AIM:
Exact reproduction is required for all entries.

DATA PROVIDED:

- - -

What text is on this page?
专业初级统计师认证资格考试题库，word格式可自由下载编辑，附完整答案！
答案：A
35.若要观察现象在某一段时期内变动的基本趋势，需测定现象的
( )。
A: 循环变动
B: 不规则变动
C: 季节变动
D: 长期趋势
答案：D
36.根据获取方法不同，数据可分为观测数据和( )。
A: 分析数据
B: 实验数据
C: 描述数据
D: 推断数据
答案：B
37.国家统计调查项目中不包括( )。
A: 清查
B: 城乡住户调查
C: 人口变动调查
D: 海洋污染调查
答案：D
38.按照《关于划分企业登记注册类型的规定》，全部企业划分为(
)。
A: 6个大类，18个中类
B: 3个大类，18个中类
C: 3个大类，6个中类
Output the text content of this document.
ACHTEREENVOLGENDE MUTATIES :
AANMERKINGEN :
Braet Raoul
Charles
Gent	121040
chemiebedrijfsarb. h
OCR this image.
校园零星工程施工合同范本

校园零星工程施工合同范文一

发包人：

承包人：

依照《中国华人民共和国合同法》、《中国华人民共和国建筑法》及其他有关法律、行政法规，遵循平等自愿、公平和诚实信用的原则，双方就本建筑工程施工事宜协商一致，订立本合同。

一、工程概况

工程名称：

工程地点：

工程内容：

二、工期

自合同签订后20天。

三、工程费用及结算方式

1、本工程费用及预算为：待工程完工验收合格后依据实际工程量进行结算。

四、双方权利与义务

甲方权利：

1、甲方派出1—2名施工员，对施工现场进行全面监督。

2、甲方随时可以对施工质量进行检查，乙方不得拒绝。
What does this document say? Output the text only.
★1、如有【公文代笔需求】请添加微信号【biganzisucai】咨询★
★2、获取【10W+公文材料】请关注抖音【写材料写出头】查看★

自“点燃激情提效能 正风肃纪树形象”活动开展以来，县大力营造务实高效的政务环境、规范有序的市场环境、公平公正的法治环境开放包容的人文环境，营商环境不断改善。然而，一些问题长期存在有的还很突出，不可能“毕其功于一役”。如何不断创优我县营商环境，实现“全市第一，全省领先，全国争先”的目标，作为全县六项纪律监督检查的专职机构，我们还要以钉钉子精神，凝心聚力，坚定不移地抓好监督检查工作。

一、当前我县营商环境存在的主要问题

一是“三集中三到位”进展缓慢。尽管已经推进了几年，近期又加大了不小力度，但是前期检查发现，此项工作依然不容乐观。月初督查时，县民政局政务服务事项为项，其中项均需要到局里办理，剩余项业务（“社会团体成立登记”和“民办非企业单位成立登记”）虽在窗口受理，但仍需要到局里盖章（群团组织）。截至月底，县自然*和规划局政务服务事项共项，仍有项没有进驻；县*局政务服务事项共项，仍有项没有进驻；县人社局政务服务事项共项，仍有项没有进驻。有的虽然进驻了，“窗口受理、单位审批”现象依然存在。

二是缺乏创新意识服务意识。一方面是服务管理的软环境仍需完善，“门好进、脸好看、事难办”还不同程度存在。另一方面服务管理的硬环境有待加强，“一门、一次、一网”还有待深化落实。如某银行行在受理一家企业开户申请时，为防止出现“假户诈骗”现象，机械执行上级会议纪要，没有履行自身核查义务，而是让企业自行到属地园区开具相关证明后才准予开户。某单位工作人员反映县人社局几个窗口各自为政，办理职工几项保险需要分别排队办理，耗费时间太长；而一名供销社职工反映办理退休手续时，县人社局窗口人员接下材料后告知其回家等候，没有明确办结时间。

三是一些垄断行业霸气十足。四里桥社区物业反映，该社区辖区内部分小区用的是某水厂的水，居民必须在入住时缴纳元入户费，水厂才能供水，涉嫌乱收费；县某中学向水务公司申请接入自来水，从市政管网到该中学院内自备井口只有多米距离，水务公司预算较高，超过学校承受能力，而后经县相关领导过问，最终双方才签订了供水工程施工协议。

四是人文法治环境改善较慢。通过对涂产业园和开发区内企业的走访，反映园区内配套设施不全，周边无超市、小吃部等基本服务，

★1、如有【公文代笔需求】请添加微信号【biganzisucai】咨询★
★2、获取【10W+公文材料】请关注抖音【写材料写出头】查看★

- - -

COMPLETED EXERCISE:
What text is on this page?
专业初级统计师认证资格考试题库，word格式可自由下载编辑，附完整答案！
答案：A
35.若要观察现象在某一段时期内变动的基本趋势，需测定现象的
( )。
A: 循环变动
B: 不规则变动
C: 季节变动
D: 长期趋势
答案：D
36.根据获取方法不同，数据可分为观测数据和( )。
A: 分析数据
B: 实验数据
C: 描述数据
D: 推断数据
答案：B
37.国家统计调查项目中不包括( )。
A: 清查
B: 城乡住户调查
C: 人口变动调查
D: 海洋污染调查
答案：D
38.按照《关于划分企业登记注册类型的规定》，全部企业划分为(
)。
A: 6个大类，18个中类
B: 3个大类，18个中类
C: 3个大类，6个中类
Output the text content of this document.
ACHTEREENVOLGENDE MUTATIES :
AANMERKINGEN :
Braet Raoul
Charles
Gent	121040
chemiebedrijfsarb. h
OCR this image.
校园零星工程施工合同范本

校园零星工程施工合同范文一

发包人：

承包人：

依照《中国华人民共和国合同法》、《中国华人民共和国建筑法》及其他有关法律、行政法规，遵循平等自愿、公平和诚实信用的原则，双方就本建筑工程施工事宜协商一致，订立本合同。

一、工程概况

工程名称：

工程地点：

工程内容：

二、工期

自合同签订后20天。

三、工程费用及结算方式

1、本工程费用及预算为：待工程完工验收合格后依据实际工程量进行结算。

四、双方权利与义务

甲方权利：

1、甲方派出1—2名施工员，对施工现场进行全面监督。

2、甲方随时可以对施工质量进行检查，乙方不得拒绝。
What does this document say? Output the text only.
★1、如有【公文代笔需求】请添加微信号【biganzisucai】咨询★
★2、获取【10W+公文材料】请关注抖音【写材料写出头】查看★

自“点燃激情提效能 正风肃纪树形象”活动开展以来，县大力营造务实高效的政务环境、规范有序的市场环境、公平公正的法治环境开放包容的人文环境，营商环境不断改善。然而，一些问题长期存在有的还很突出，不可能“毕其功于一役”。如何不断创优我县营商环境，实现“全市第一，全省领先，全国争先”的目标，作为全县六项纪律监督检查的专职机构，我们还要以钉钉子精神，凝心聚力，坚定不移地抓好监督检查工作。

一、当前我县营商环境存在的主要问题

一是“三集中三到位”进展缓慢。尽管已经推进了几年，近期又加大了不小力度，但是前期检查发现，此项工作依然不容乐观。月初督查时，县民政局政务服务事项为项，其中项均需要到局里办理，剩余项业务（“社会团体成立登记”和“民办非企业单位成立登记”）虽在窗口受理，但仍需要到局里盖章（群团组织）。截至月底，县自然*和规划局政务服务事项共项，仍有项没有进驻；县*局政务服务事项共项，仍有项没有进驻；县人社局政务服务事项共项，仍有项没有进驻。有的虽然进驻了，“窗口受理、单位审批”现象依然存在。

二是缺乏创新意识服务意识。一方面是服务管理的软环境仍需完善，“门好进、脸好看、事难办”还不同程度存在。另一方面服务管理的硬环境有待加强，“一门、一次、一网”还有待深化落实。如某银行行在受理一家企业开户申请时，为防止出现“假户诈骗”现象，机械执行上级会议纪要，没有履行自身核查义务，而是让企业自行到属地园区开具相关证明后才准予开户。某单位工作人员反映县人社局几个窗口各自为政，办理职工几项保险需要分别排队办理，耗费时间太长；而一名供销社职工反映办理退休手续时，县人社局窗口人员接下材料后告知其回家等候，没有明确办结时间。

三是一些垄断行业霸气十足。四里桥社区物业反映，该社区辖区内部分小区用的是某水厂的水，居民必须在入住时缴纳元入户费，水厂才能供水，涉嫌乱收费；县某中学向水务公司申请接入自来水，从市政管网到该中学院内自备井口只有多米距离，水务公司预算较高，超过学校承受能力，而后经县相关领导过问，最终双方才签订了供水工程施工协议。

四是人文法治环境改善较慢。通过对涂产业园和开发区内企业的走访，反映园区内配套设施不全，周边无超市、小吃部等基本服务，

★1、如有【公文代笔需求】请添加微信号【biganzisucai】咨询★
★2、获取【10W+公文材料】请关注抖音【写材料写出头】查看★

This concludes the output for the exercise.